● Pedido a: Extraia da crônica sobre os sabores da mulher, sem nenhuma alteração, o trecho que vai de "Se nada carregado" até "está por cima.".

SABORES DA MULHER (Crônica)

SABORES DA MULHER

                          Rangel Alves da Costa*


Tudo depende do gosto e da fome de quem aprecia, mas a verdade é que se julga a mulher como se fosse um prato de comida e o faz antes mesmo de conhecer a procedência, os nutrientes corporais, o sabor, a textura, tudo enfim que diga respeito às suas qualidades. Assim, antecipadamente já sentenciam: Mas que mulher gostosa!
Se nada carregado demais no tempero presta, nem doce enjoativo nem muito salgado, nem muito cru nem muito cozido, nem frio demais nem muito quente, como seria então em relação à mulher, já que por antecipação ela é julgada como gostosa? E qualquer uma, basta que tenha seios e bunda e promova o tradicional rebolado, já é vista e tida como gostosa.
Se o problema é fome, então esse é um problema sério e difícil de ser resolvido, vez que mulher alguma é algo a ser servido para saciar a fome em um momento ou servir de petisco enquanto se engole outras coisas. Nem comida a mulher é, senão um favo de mel roubado do paraíso. E, com acerto, o poeta já disse que o que sacia na mulher é a essência feminina e não o que lhe está por cima.
Ao menos deveria ser assim que o faminto – tantas vezes por mero impulso - teria de considerar para não imaginar que toda mulher que encontra é comida que se deleita em qualquer lugar e a preço de banana de fim de feira. Certamente que encontrará o prato que deseja, mas apenas na mulher que se dê ao prazer de qualquer e ilimitado desfrute.
Verdade é que de vez em quando certas mulheres se revestem de frutas e começam a se vender como moranguinho, melancia, goiaba, jaca, bago de jaca, abacaxi podre e tudo mais, numa salada cuja vitamina tem aquele sabor já por demais conhecido da sem-vergonhice, do erotismo barato e até da pornografia. Mas há quem as tenha como sonho de consumo numa mesa de ilusões e de total falta de conhecimento sobre o verdadeiro prazer que deve proporcionar uma mulher.
Fato é que diferentemente do que a grande maioria das pessoas imagina, mulher não tem propriamente um sabor, mas um tempero próprio que a identifica e diferencia das demais, dando a cada uma característica e um jeito de se apreciar muito próprios. A boca conhece menos tais atrativos que os olhos. Estes possuem o privilégio de enxergar da raiz ao fruto, bastando que imagine o tipo de flor que sacie através do aroma.
Jorge Amado já colocou sabor de cravo e canela na sua Gabriela. Literariamente falando, nada impede que as frutas gulosamente mordidas ao amanhecer no pomar sejam trocadas pela fome da carne morena e macia ao anoitecer ou qualquer instante que surja a fome do amor. Mas também neste sentido a mulher não seria propriamente uma comida, mas um prazer que se tem na mesa sempre farta da paixão.

● Pedido b: Converta em tabela Markdown as linhas dos registros desde a que contém "estacio-logo: Estácio <box>77" até a que contém "logo[interactable]: GuiaUNI <box>64", ambas incluídas, sem as linhas em branco. Use duas colunas: Posição, com o número de cada linha na tabela, e Texto, com a linha correspondente.

● Dados:
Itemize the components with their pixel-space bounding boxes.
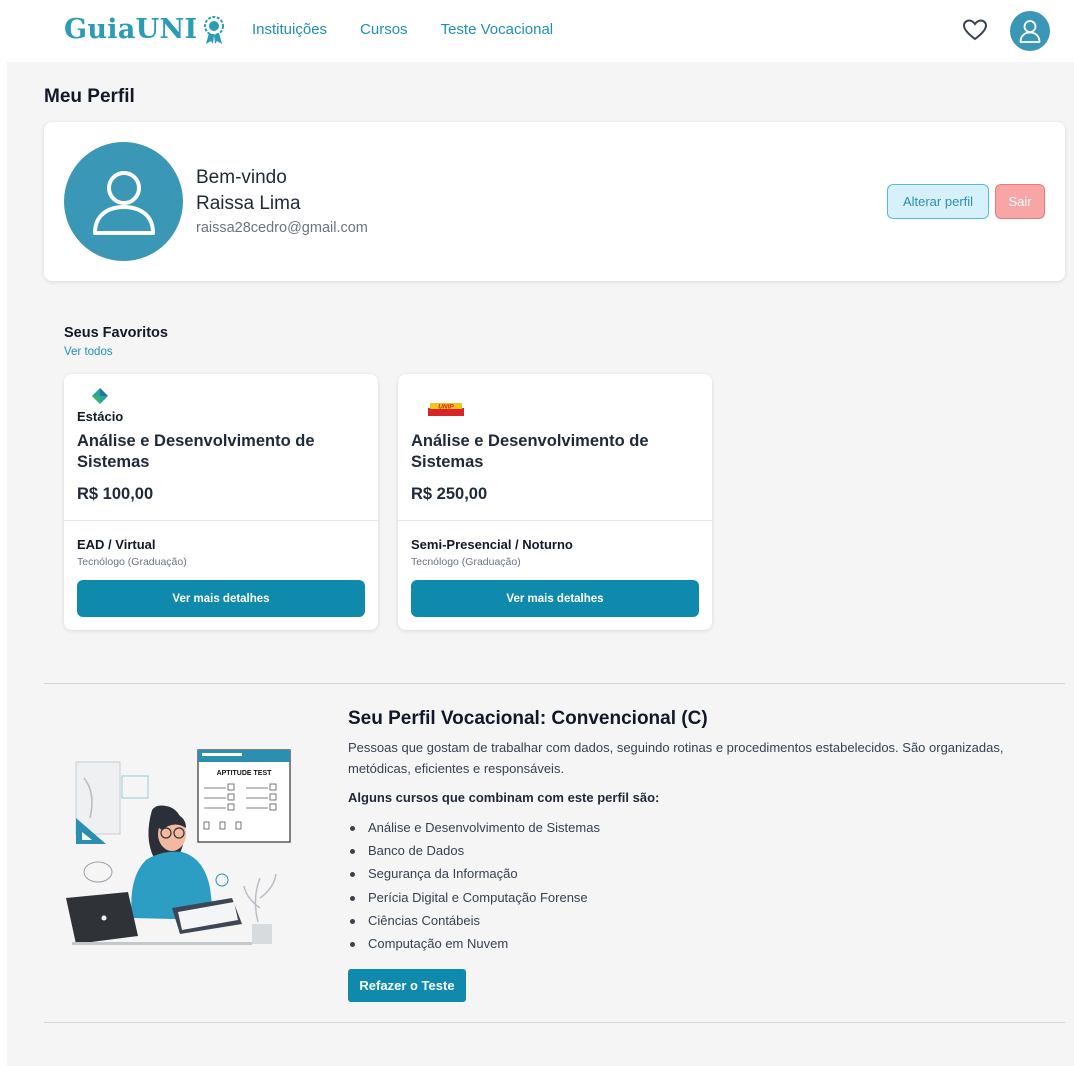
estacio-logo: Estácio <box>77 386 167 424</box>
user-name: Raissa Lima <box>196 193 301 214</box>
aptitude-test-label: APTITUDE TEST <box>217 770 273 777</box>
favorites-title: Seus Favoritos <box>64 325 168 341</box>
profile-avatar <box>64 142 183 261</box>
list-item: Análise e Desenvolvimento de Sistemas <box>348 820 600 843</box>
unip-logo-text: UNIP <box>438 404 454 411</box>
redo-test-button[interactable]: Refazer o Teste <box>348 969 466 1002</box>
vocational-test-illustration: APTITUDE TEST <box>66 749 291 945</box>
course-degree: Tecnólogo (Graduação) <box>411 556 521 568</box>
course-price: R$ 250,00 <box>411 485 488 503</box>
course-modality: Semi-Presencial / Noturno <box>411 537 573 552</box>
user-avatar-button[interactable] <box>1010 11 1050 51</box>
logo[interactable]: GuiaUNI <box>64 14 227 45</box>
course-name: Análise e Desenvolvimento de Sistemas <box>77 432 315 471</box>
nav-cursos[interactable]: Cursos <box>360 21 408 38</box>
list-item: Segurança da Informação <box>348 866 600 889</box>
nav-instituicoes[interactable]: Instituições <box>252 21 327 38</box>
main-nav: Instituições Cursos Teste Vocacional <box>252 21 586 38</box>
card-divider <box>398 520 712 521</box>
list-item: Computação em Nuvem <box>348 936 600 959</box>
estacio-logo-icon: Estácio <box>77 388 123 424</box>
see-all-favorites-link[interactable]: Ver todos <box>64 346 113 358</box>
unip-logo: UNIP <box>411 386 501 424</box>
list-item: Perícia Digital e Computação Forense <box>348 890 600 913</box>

● Solução a:
Se nada carregado demais no tempero presta, nem doce enjoativo nem muito salgado, nem muito cru nem muito cozido, nem frio demais nem muito quente, como seria então em relação à mulher, já que por antecipação ela é julgada como gostosa? E qualquer uma, basta que tenha seios e bunda e promova o tradicional rebolado, já é vista e tida como gostosa.
Se o problema é fome, então esse é um problema sério e difícil de ser resolvido, vez que mulher alguma é algo a ser servido para saciar a fome em um momento ou servir de petisco enquanto se engole outras coisas. Nem comida a mulher é, senão um favo de mel roubado do paraíso. E, com acerto, o poeta já disse que o que sacia na mulher é a essência feminina e não o que lhe está por cima.

● Solução b:
| Posição | Texto |
|---|---|
| 1 | estacio-logo: Estácio <box>77 386 167 424</box> |
| 2 | user-name: Raissa Lima <box>196 193 301 214</box> |
| 3 | aptitude-test-label: APTITUDE TEST <box>217 770 273 777</box> |
| 4 | favorites-title: Seus Favoritos <box>64 325 168 341</box> |
| 5 | profile-avatar <box>64 142 183 261</box> |
| 6 | list-item: Análise e Desenvolvimento de Sistemas <box>348 820 600 843</box> |
| 7 | unip-logo-text: UNIP <box>438 404 454 411</box> |
| 8 | redo-test-button[interactable]: Refazer o Teste <box>348 969 466 1002</box> |
| 9 | vocational-test-illustration: APTITUDE TEST <box>66 749 291 945</box> |
| 10 | course-degree: Tecnólogo (Graduação) <box>411 556 521 568</box> |
| 11 | course-price: R$ 250,00 <box>411 485 488 503</box> |
| 12 | course-modality: Semi-Presencial / Noturno <box>411 537 573 552</box> |
| 13 | user-avatar-button[interactable] <box>1010 11 1050 51</box> |
| 14 | logo[interactable]: GuiaUNI <box>64 14 227 45</box> |